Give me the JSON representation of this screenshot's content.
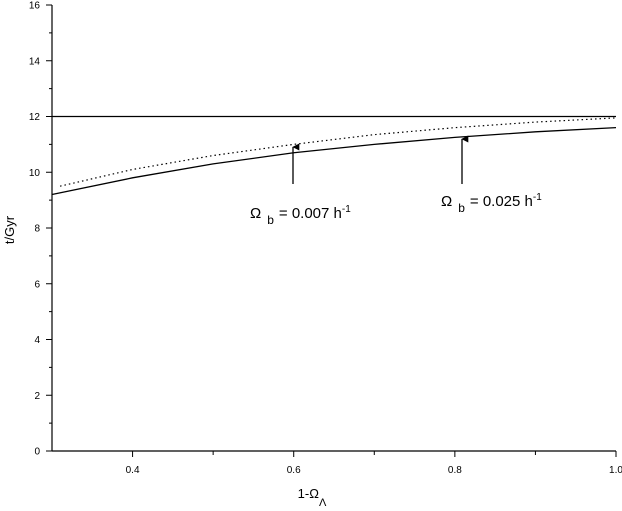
{
  "chart_data": {
    "type": "line",
    "x_label": {
      "text": "1-Ω",
      "sub": "Λ"
    },
    "y_label": "t/Gyr",
    "xlim": [
      0.3,
      1.0
    ],
    "ylim": [
      0,
      16
    ],
    "xticks": [
      0.4,
      0.6,
      0.8,
      {
        "value": 1,
        "label": "1.0"
      }
    ],
    "xminorticks": [
      0.5,
      0.7,
      0.9
    ],
    "yticks": [
      0,
      2,
      4,
      6,
      8,
      10,
      12,
      14,
      16
    ],
    "yminorticks": [
      1,
      3,
      5,
      7,
      9,
      11,
      13,
      15
    ],
    "series": [
      {
        "color": "#000000",
        "style": "solid",
        "x": [
          0.3,
          1.0
        ],
        "values": [
          12,
          12
        ]
      },
      {
        "color": "#000000",
        "style": "dotted",
        "x": [
          0.31,
          0.4,
          0.5,
          0.6,
          0.7,
          0.8,
          0.9,
          1.0
        ],
        "values": [
          9.5,
          10.1,
          10.6,
          11.0,
          11.35,
          11.6,
          11.8,
          11.95
        ]
      },
      {
        "color": "#000000",
        "style": "solid",
        "x": [
          0.3,
          0.4,
          0.5,
          0.6,
          0.7,
          0.8,
          0.9,
          1.0
        ],
        "values": [
          9.2,
          9.8,
          10.3,
          10.7,
          11.0,
          11.25,
          11.45,
          11.6
        ]
      }
    ],
    "annotations": [
      {
        "symbol": "Ω",
        "sub": "b",
        "text": "= 0.007 h",
        "sup": "-1"
      },
      {
        "symbol": "Ω",
        "sub": "b",
        "text": "= 0.025 h",
        "sup": "-1"
      }
    ]
  }
}
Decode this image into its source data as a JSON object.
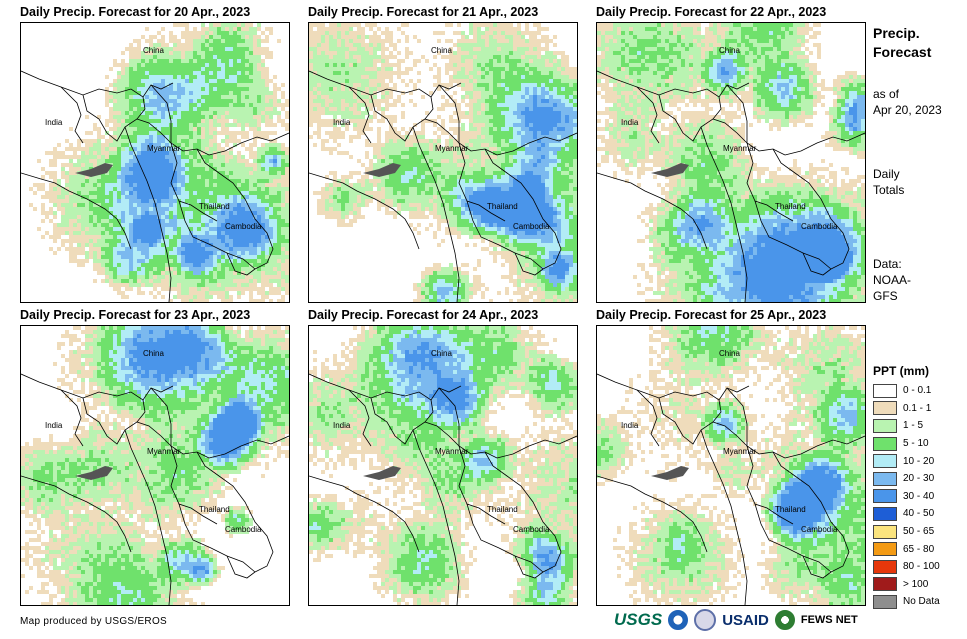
{
  "panels": [
    {
      "title": "Daily Precip. Forecast for 20 Apr., 2023",
      "seed": 11
    },
    {
      "title": "Daily Precip. Forecast for 21 Apr., 2023",
      "seed": 23
    },
    {
      "title": "Daily Precip. Forecast for 22 Apr., 2023",
      "seed": 37
    },
    {
      "title": "Daily Precip. Forecast for 23 Apr., 2023",
      "seed": 41
    },
    {
      "title": "Daily Precip. Forecast for 24 Apr., 2023",
      "seed": 53
    },
    {
      "title": "Daily Precip. Forecast for 25 Apr., 2023",
      "seed": 67
    }
  ],
  "map_labels": {
    "china": "China",
    "india": "India",
    "myanmar": "Myanmar",
    "thailand": "Thailand",
    "cambodia": "Cambodia"
  },
  "side": {
    "title_line1": "Precip.",
    "title_line2": "Forecast",
    "asof_line1": "as of",
    "asof_line2": "Apr 20, 2023",
    "daily_line1": "Daily",
    "daily_line2": "Totals",
    "data_line1": "Data:",
    "data_line2": "NOAA-",
    "data_line3": "GFS"
  },
  "legend": {
    "title": "PPT (mm)",
    "items": [
      {
        "label": "0 - 0.1",
        "color": "#ffffff"
      },
      {
        "label": "0.1 - 1",
        "color": "#efdcbb"
      },
      {
        "label": "1 - 5",
        "color": "#b9f3b1"
      },
      {
        "label": "5 - 10",
        "color": "#6fe16c"
      },
      {
        "label": "10 - 20",
        "color": "#b2ecf6"
      },
      {
        "label": "20 - 30",
        "color": "#7bb9ef"
      },
      {
        "label": "30 - 40",
        "color": "#4a95ea"
      },
      {
        "label": "40 - 50",
        "color": "#1e5ed6"
      },
      {
        "label": "50 - 65",
        "color": "#fbe47e"
      },
      {
        "label": "65 - 80",
        "color": "#f39a14"
      },
      {
        "label": "80 - 100",
        "color": "#e6370b"
      },
      {
        "label": "> 100",
        "color": "#a01b1b"
      },
      {
        "label": "No Data",
        "color": "#8e8e8e"
      }
    ]
  },
  "credit": "Map produced by USGS/EROS",
  "logos": {
    "usgs": "USGS",
    "usaid": "USAID",
    "fewsnet": "FEWS NET"
  }
}
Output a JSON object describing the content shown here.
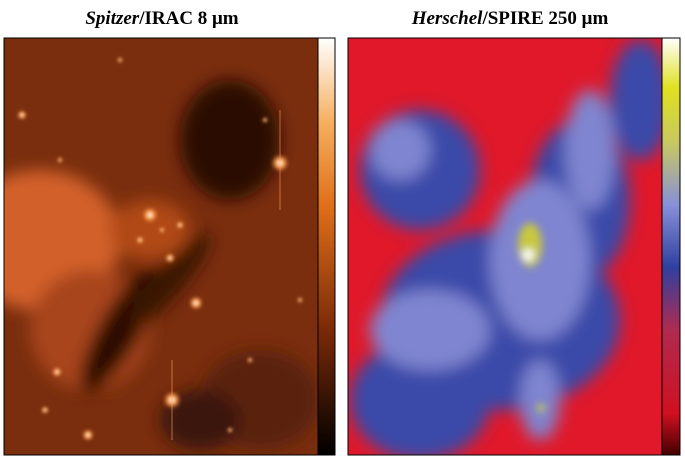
{
  "panels": [
    {
      "title_italic": "Spitzer",
      "title_rest": "/IRAC 8 μm"
    },
    {
      "title_italic": "Herschel",
      "title_rest": "/SPIRE 250 μm"
    }
  ]
}
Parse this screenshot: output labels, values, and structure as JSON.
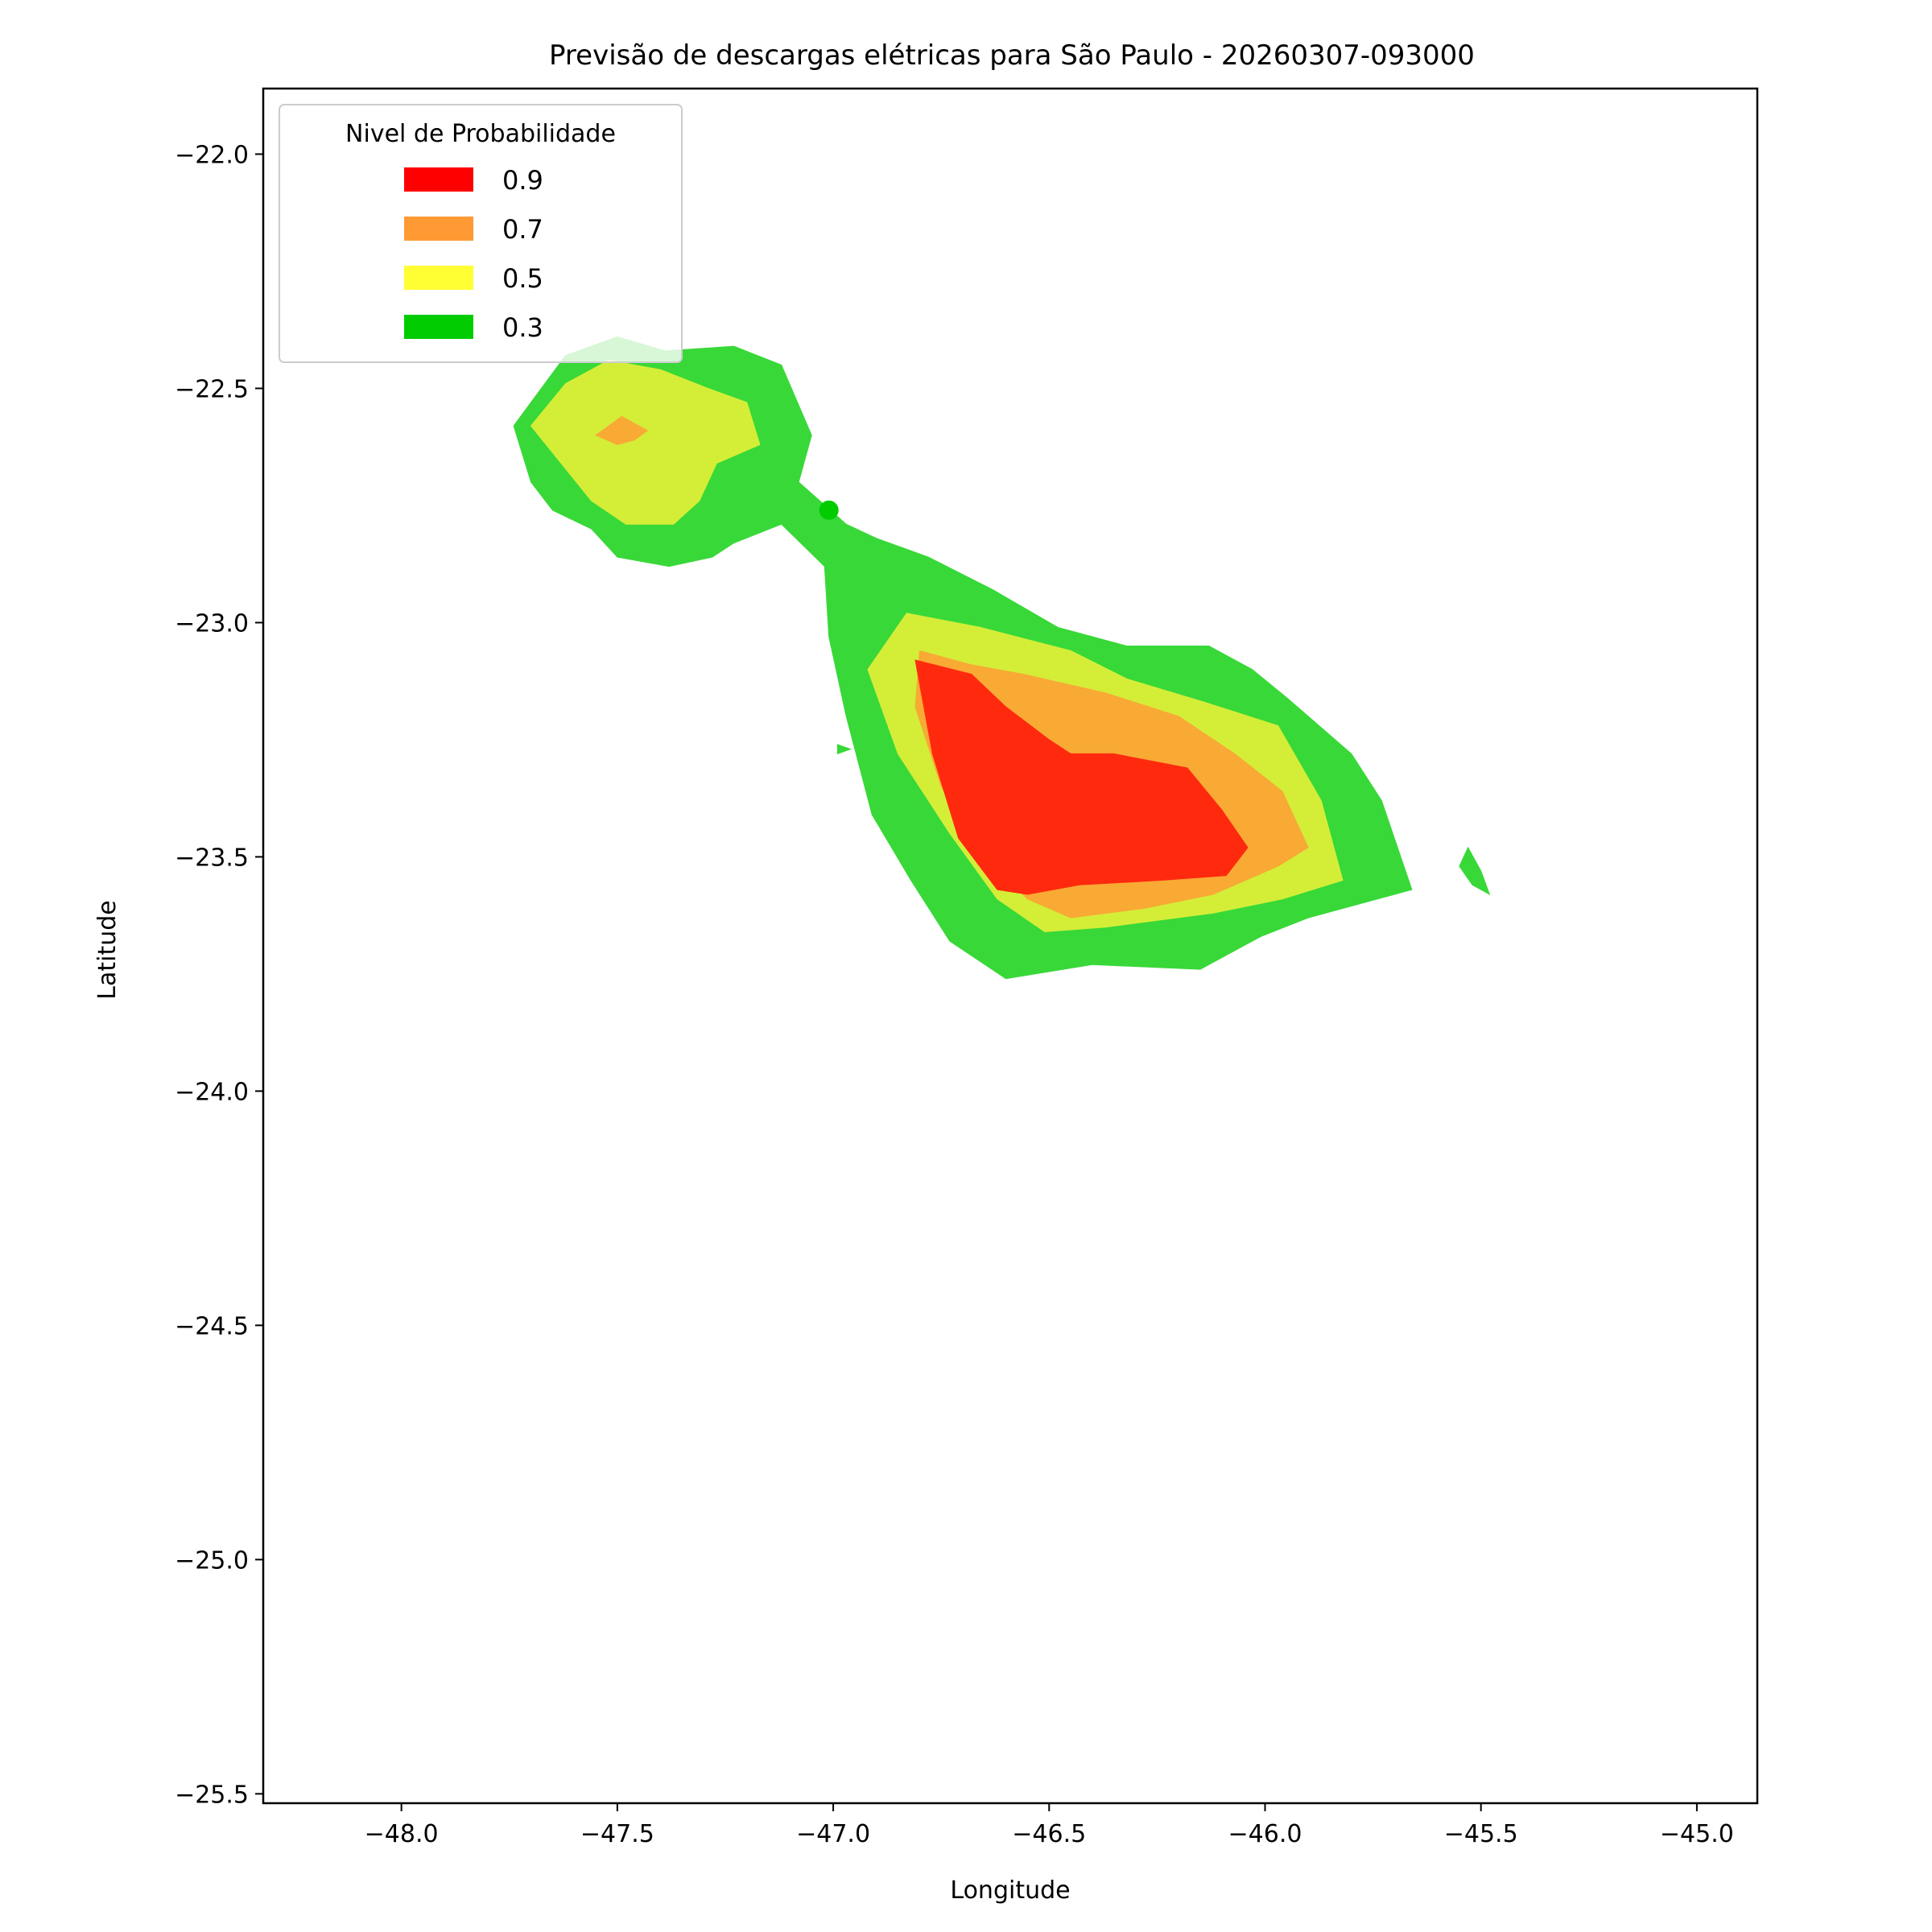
####################
Go through the entries and return each line where the word "screenshot" appears.

Give me the JSON representation of this screenshot's content.
Parse this screenshot: output labels, values, and structure as JSON.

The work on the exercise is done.